• Instructions for the task:
What is the number of lines in the data holding the word "screenshot"? Give that number by itself.

>> start Data listing

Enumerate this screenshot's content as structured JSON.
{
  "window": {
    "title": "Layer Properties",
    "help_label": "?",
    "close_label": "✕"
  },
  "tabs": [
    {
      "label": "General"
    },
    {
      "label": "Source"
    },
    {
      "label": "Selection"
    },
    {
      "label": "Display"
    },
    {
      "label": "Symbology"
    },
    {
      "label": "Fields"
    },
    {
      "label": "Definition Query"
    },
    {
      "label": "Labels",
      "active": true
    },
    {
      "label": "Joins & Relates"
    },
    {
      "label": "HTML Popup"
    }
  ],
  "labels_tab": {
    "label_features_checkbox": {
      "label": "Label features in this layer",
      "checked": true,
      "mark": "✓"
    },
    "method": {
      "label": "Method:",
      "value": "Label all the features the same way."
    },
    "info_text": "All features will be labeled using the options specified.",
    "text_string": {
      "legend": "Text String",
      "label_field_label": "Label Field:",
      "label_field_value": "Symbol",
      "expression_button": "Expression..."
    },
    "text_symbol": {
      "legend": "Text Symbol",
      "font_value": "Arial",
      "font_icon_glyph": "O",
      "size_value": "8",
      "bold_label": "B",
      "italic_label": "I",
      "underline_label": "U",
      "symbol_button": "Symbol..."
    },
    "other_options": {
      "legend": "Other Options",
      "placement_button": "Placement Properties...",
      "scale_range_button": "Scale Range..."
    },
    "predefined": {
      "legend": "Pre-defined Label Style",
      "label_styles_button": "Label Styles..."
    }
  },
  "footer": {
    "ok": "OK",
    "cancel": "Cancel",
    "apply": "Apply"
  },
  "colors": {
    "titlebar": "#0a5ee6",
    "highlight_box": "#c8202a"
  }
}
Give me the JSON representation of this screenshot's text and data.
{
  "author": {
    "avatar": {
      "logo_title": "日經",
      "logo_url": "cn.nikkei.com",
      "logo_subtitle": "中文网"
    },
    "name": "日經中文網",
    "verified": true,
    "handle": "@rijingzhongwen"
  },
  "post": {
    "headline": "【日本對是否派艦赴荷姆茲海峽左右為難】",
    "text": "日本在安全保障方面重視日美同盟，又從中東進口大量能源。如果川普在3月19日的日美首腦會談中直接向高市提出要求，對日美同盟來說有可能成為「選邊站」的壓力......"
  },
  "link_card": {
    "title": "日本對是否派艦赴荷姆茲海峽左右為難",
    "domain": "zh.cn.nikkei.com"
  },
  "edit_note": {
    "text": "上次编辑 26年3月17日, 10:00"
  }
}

>> end Data listing

• Task answer:
2